Figure record extracts:

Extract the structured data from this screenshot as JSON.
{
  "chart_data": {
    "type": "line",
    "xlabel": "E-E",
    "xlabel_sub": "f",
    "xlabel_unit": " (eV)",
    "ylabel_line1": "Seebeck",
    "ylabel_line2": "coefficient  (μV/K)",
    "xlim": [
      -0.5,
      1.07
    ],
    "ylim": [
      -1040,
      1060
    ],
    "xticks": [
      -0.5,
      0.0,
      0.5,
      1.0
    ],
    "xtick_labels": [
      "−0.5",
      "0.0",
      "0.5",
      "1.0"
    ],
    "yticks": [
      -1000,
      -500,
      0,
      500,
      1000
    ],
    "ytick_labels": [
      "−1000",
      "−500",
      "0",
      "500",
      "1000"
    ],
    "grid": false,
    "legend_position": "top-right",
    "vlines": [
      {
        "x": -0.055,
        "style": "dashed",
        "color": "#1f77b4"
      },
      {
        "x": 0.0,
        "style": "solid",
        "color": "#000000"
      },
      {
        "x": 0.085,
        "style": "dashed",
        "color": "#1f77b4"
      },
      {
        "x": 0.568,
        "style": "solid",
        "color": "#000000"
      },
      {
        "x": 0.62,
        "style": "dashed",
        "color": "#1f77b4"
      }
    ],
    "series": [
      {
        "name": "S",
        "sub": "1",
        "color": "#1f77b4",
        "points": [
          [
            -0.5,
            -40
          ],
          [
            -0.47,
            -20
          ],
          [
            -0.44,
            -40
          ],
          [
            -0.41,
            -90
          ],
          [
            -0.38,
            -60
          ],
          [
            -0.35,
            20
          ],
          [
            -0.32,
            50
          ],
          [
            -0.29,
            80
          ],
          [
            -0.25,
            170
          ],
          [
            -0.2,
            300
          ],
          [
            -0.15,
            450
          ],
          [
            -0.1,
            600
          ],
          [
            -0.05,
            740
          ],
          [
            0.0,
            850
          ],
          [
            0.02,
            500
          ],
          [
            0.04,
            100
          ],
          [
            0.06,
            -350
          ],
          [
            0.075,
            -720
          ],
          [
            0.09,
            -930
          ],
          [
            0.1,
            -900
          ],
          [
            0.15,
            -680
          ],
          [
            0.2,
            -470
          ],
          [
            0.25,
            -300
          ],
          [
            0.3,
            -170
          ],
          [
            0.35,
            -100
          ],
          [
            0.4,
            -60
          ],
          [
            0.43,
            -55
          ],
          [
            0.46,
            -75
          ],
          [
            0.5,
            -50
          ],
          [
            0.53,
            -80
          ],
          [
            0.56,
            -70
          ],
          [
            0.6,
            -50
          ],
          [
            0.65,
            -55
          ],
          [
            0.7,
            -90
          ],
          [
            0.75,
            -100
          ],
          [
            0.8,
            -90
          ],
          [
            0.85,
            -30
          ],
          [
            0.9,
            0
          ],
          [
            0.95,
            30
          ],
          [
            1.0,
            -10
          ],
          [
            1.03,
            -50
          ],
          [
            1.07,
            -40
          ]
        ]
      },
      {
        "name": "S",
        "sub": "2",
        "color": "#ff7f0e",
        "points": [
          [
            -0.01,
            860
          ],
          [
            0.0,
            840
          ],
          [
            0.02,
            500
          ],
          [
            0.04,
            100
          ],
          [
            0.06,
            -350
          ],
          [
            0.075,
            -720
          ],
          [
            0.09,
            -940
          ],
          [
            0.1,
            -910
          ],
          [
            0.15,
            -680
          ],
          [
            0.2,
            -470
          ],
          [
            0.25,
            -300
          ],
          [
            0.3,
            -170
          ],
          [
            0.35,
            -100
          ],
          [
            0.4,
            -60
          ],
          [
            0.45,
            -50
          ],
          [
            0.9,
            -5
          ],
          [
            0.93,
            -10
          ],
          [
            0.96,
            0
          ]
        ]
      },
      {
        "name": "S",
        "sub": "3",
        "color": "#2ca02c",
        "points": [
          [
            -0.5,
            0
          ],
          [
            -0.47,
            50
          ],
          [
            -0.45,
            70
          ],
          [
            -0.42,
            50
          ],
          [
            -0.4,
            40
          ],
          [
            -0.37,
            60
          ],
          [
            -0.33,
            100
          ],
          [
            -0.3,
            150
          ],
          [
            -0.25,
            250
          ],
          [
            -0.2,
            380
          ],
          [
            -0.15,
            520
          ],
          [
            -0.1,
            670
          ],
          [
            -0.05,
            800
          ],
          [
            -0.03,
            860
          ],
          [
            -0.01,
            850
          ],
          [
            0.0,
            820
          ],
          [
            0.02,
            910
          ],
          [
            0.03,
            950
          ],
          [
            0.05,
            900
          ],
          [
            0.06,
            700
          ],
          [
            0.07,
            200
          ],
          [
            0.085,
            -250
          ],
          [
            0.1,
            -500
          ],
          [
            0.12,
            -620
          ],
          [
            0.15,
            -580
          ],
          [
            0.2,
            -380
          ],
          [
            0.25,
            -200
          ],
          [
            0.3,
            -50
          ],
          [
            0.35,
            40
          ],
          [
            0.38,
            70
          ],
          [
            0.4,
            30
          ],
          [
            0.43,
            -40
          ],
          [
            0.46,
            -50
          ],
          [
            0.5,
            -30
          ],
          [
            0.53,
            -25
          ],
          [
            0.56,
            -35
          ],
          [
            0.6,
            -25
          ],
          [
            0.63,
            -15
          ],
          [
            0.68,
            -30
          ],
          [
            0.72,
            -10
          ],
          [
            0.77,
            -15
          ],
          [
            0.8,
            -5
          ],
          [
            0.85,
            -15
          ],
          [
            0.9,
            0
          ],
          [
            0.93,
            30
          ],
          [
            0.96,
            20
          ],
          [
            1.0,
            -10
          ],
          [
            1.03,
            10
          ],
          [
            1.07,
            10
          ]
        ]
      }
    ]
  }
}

**What this task involves**: The records above should be repeated in full, exactly as given.

**Complete response**:
Extract the structured data from this screenshot as JSON.
{
  "chart_data": {
    "type": "line",
    "xlabel": "E-E",
    "xlabel_sub": "f",
    "xlabel_unit": " (eV)",
    "ylabel_line1": "Seebeck",
    "ylabel_line2": "coefficient  (μV/K)",
    "xlim": [
      -0.5,
      1.07
    ],
    "ylim": [
      -1040,
      1060
    ],
    "xticks": [
      -0.5,
      0.0,
      0.5,
      1.0
    ],
    "xtick_labels": [
      "−0.5",
      "0.0",
      "0.5",
      "1.0"
    ],
    "yticks": [
      -1000,
      -500,
      0,
      500,
      1000
    ],
    "ytick_labels": [
      "−1000",
      "−500",
      "0",
      "500",
      "1000"
    ],
    "grid": false,
    "legend_position": "top-right",
    "vlines": [
      {
        "x": -0.055,
        "style": "dashed",
        "color": "#1f77b4"
      },
      {
        "x": 0.0,
        "style": "solid",
        "color": "#000000"
      },
      {
        "x": 0.085,
        "style": "dashed",
        "color": "#1f77b4"
      },
      {
        "x": 0.568,
        "style": "solid",
        "color": "#000000"
      },
      {
        "x": 0.62,
        "style": "dashed",
        "color": "#1f77b4"
      }
    ],
    "series": [
      {
        "name": "S",
        "sub": "1",
        "color": "#1f77b4",
        "points": [
          [
            -0.5,
            -40
          ],
          [
            -0.47,
            -20
          ],
          [
            -0.44,
            -40
          ],
          [
            -0.41,
            -90
          ],
          [
            -0.38,
            -60
          ],
          [
            -0.35,
            20
          ],
          [
            -0.32,
            50
          ],
          [
            -0.29,
            80
          ],
          [
            -0.25,
            170
          ],
          [
            -0.2,
            300
          ],
          [
            -0.15,
            450
          ],
          [
            -0.1,
            600
          ],
          [
            -0.05,
            740
          ],
          [
            0.0,
            850
          ],
          [
            0.02,
            500
          ],
          [
            0.04,
            100
          ],
          [
            0.06,
            -350
          ],
          [
            0.075,
            -720
          ],
          [
            0.09,
            -930
          ],
          [
            0.1,
            -900
          ],
          [
            0.15,
            -680
          ],
          [
            0.2,
            -470
          ],
          [
            0.25,
            -300
          ],
          [
            0.3,
            -170
          ],
          [
            0.35,
            -100
          ],
          [
            0.4,
            -60
          ],
          [
            0.43,
            -55
          ],
          [
            0.46,
            -75
          ],
          [
            0.5,
            -50
          ],
          [
            0.53,
            -80
          ],
          [
            0.56,
            -70
          ],
          [
            0.6,
            -50
          ],
          [
            0.65,
            -55
          ],
          [
            0.7,
            -90
          ],
          [
            0.75,
            -100
          ],
          [
            0.8,
            -90
          ],
          [
            0.85,
            -30
          ],
          [
            0.9,
            0
          ],
          [
            0.95,
            30
          ],
          [
            1.0,
            -10
          ],
          [
            1.03,
            -50
          ],
          [
            1.07,
            -40
          ]
        ]
      },
      {
        "name": "S",
        "sub": "2",
        "color": "#ff7f0e",
        "points": [
          [
            -0.01,
            860
          ],
          [
            0.0,
            840
          ],
          [
            0.02,
            500
          ],
          [
            0.04,
            100
          ],
          [
            0.06,
            -350
          ],
          [
            0.075,
            -720
          ],
          [
            0.09,
            -940
          ],
          [
            0.1,
            -910
          ],
          [
            0.15,
            -680
          ],
          [
            0.2,
            -470
          ],
          [
            0.25,
            -300
          ],
          [
            0.3,
            -170
          ],
          [
            0.35,
            -100
          ],
          [
            0.4,
            -60
          ],
          [
            0.45,
            -50
          ],
          [
            0.9,
            -5
          ],
          [
            0.93,
            -10
          ],
          [
            0.96,
            0
          ]
        ]
      },
      {
        "name": "S",
        "sub": "3",
        "color": "#2ca02c",
        "points": [
          [
            -0.5,
            0
          ],
          [
            -0.47,
            50
          ],
          [
            -0.45,
            70
          ],
          [
            -0.42,
            50
          ],
          [
            -0.4,
            40
          ],
          [
            -0.37,
            60
          ],
          [
            -0.33,
            100
          ],
          [
            -0.3,
            150
          ],
          [
            -0.25,
            250
          ],
          [
            -0.2,
            380
          ],
          [
            -0.15,
            520
          ],
          [
            -0.1,
            670
          ],
          [
            -0.05,
            800
          ],
          [
            -0.03,
            860
          ],
          [
            -0.01,
            850
          ],
          [
            0.0,
            820
          ],
          [
            0.02,
            910
          ],
          [
            0.03,
            950
          ],
          [
            0.05,
            900
          ],
          [
            0.06,
            700
          ],
          [
            0.07,
            200
          ],
          [
            0.085,
            -250
          ],
          [
            0.1,
            -500
          ],
          [
            0.12,
            -620
          ],
          [
            0.15,
            -580
          ],
          [
            0.2,
            -380
          ],
          [
            0.25,
            -200
          ],
          [
            0.3,
            -50
          ],
          [
            0.35,
            40
          ],
          [
            0.38,
            70
          ],
          [
            0.4,
            30
          ],
          [
            0.43,
            -40
          ],
          [
            0.46,
            -50
          ],
          [
            0.5,
            -30
          ],
          [
            0.53,
            -25
          ],
          [
            0.56,
            -35
          ],
          [
            0.6,
            -25
          ],
          [
            0.63,
            -15
          ],
          [
            0.68,
            -30
          ],
          [
            0.72,
            -10
          ],
          [
            0.77,
            -15
          ],
          [
            0.8,
            -5
          ],
          [
            0.85,
            -15
          ],
          [
            0.9,
            0
          ],
          [
            0.93,
            30
          ],
          [
            0.96,
            20
          ],
          [
            1.0,
            -10
          ],
          [
            1.03,
            10
          ],
          [
            1.07,
            10
          ]
        ]
      }
    ]
  }
}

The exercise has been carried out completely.